Identify and copy all lines of the material where the string "Teacher" is found.

**DATA TO USE**
_ _ _ _ _

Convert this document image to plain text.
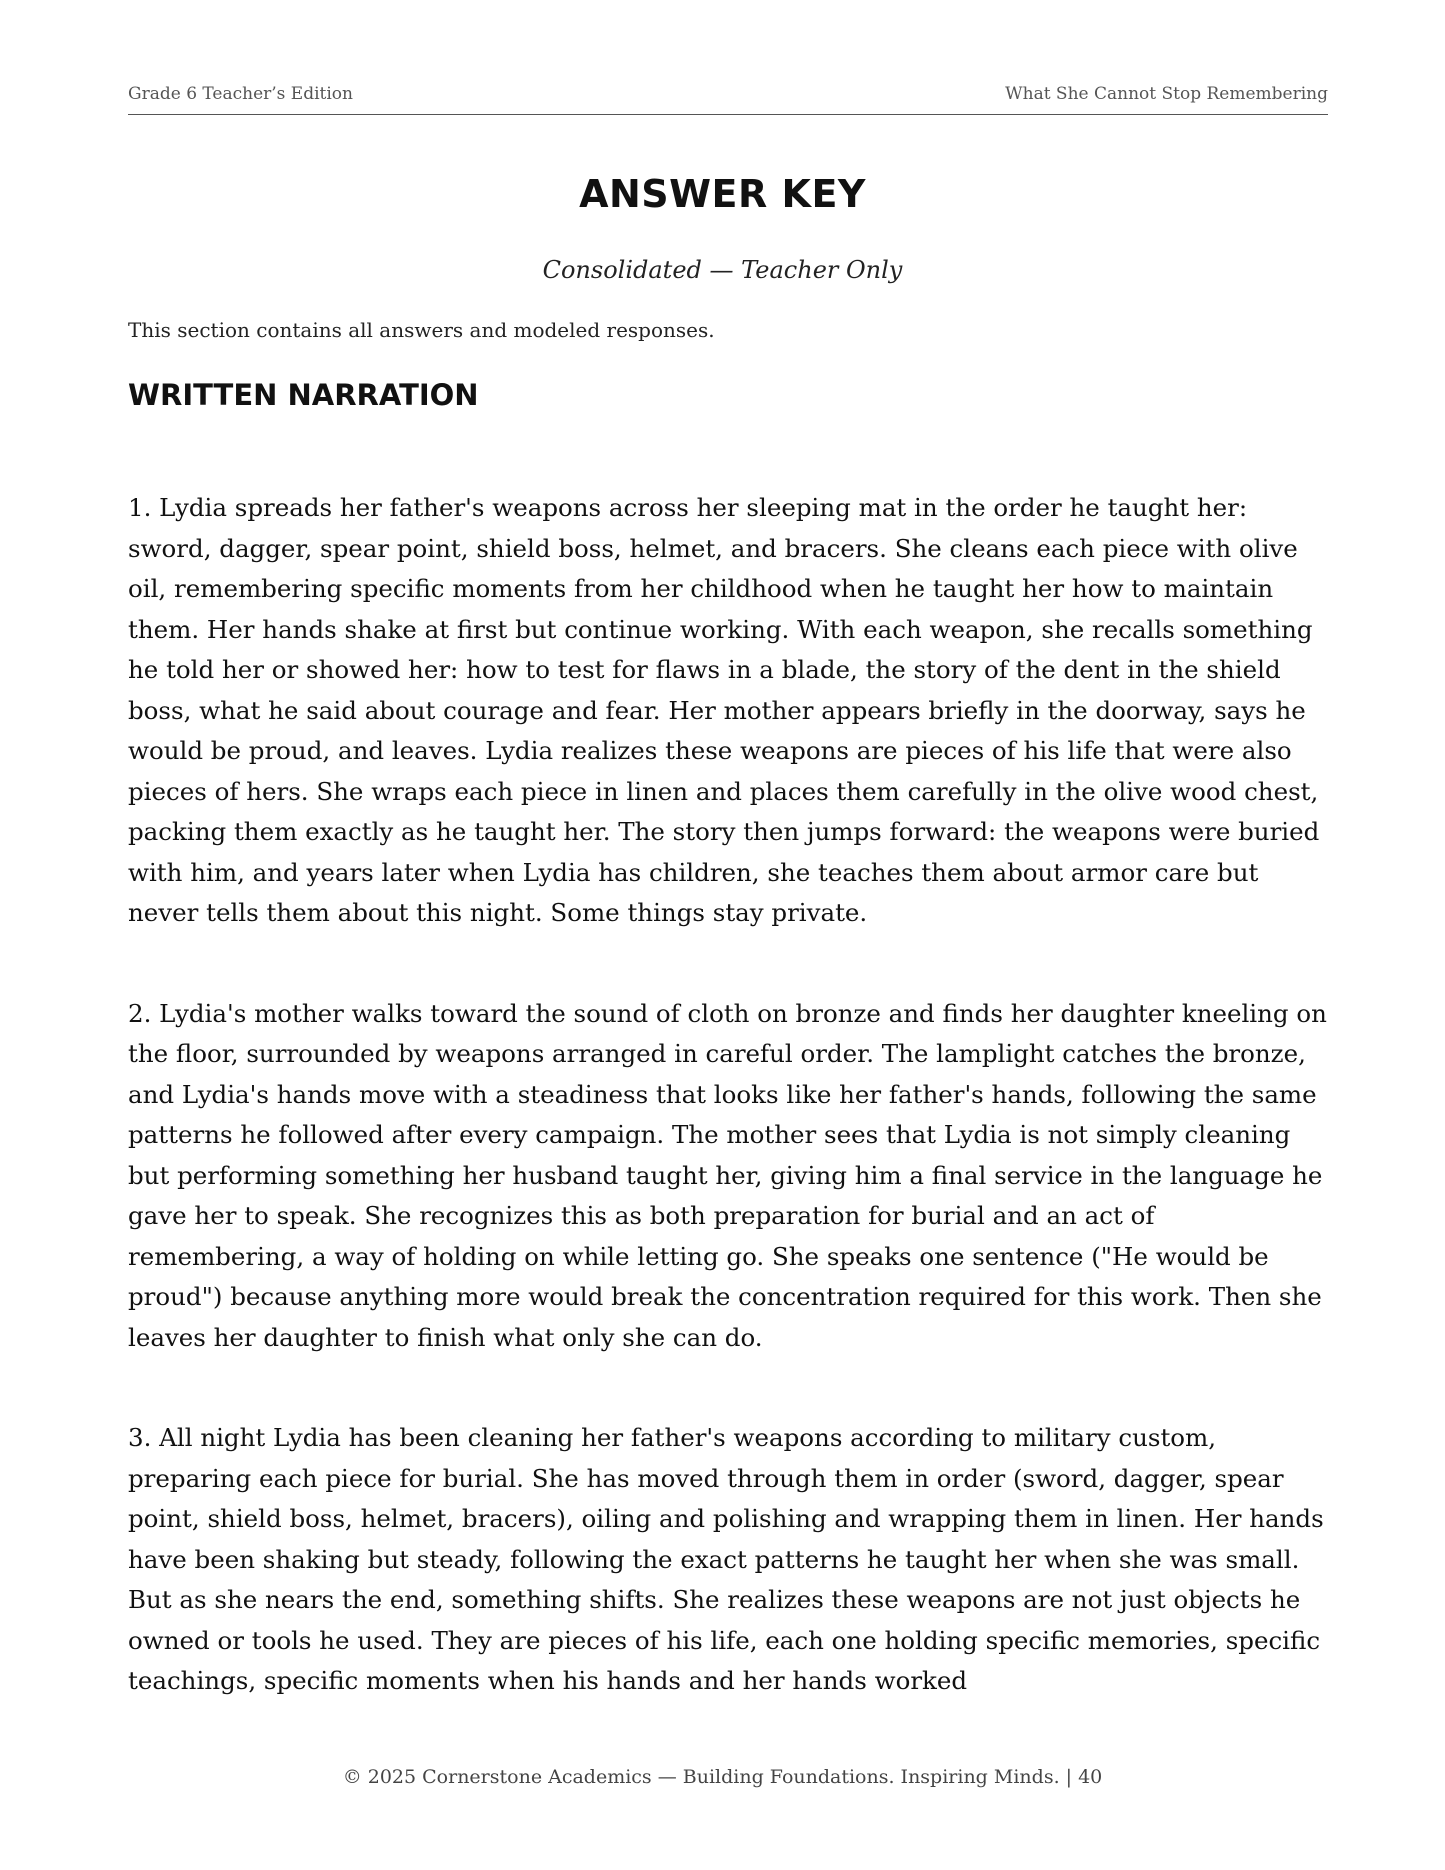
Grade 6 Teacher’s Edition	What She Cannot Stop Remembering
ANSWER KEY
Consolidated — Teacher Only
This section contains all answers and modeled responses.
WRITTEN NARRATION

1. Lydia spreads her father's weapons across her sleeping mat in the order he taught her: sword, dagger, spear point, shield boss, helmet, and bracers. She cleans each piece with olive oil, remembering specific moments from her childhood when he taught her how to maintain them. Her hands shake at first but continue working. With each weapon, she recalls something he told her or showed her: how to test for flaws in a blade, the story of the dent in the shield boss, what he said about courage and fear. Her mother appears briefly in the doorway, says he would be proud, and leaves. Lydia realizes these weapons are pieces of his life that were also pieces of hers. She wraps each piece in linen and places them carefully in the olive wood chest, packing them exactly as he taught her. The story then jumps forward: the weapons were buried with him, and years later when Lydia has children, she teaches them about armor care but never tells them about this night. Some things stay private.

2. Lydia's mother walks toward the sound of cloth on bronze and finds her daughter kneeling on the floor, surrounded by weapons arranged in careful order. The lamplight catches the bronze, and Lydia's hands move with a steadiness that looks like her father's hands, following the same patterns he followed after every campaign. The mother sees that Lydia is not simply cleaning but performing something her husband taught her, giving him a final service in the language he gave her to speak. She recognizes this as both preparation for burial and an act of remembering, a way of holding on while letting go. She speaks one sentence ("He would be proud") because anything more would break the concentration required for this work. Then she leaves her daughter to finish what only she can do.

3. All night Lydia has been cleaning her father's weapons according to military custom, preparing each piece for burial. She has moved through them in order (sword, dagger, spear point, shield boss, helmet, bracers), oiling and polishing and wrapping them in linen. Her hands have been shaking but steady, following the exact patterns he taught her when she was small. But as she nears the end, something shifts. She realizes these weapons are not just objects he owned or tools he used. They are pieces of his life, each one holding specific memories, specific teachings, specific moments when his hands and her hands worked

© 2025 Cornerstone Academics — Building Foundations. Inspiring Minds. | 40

_ _ _ _ _

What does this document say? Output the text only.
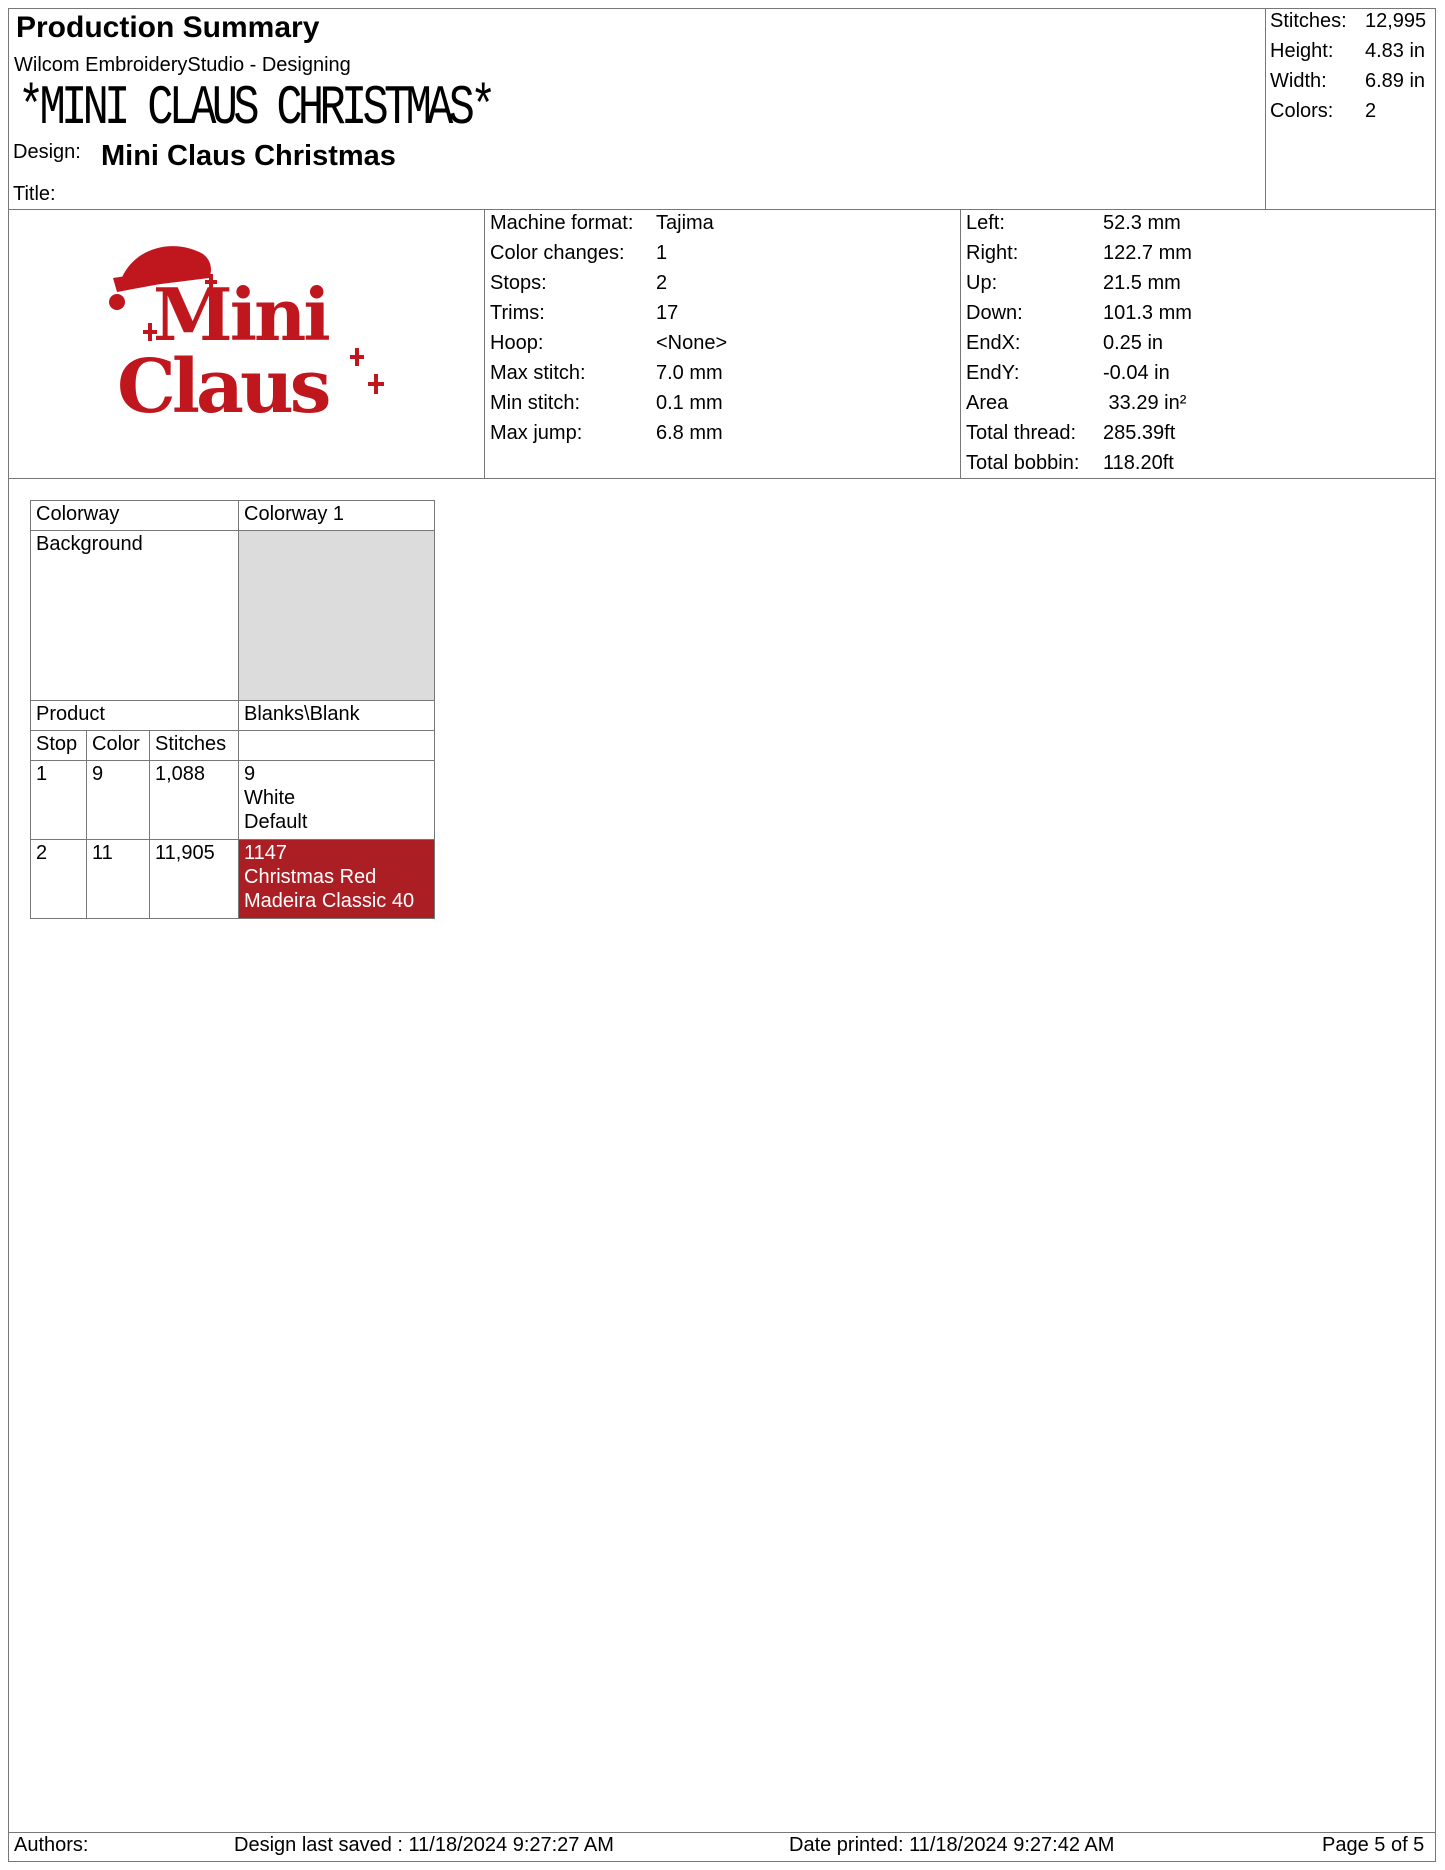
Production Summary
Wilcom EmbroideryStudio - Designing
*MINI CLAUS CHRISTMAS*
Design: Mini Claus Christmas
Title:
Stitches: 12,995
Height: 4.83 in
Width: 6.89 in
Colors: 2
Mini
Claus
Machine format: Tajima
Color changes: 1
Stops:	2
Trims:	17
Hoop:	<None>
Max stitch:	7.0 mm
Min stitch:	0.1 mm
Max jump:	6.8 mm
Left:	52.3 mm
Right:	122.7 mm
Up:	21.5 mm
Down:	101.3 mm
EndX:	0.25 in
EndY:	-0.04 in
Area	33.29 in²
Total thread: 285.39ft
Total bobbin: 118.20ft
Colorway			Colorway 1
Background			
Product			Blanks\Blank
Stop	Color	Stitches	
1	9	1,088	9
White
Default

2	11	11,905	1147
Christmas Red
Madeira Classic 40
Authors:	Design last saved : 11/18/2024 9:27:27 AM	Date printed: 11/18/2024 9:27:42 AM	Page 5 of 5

_ _ _ _ _

**EXERCISE RESULT**
Grade 6 Teacher’s Edition	What She Cannot Stop Remembering
Consolidated — Teacher Only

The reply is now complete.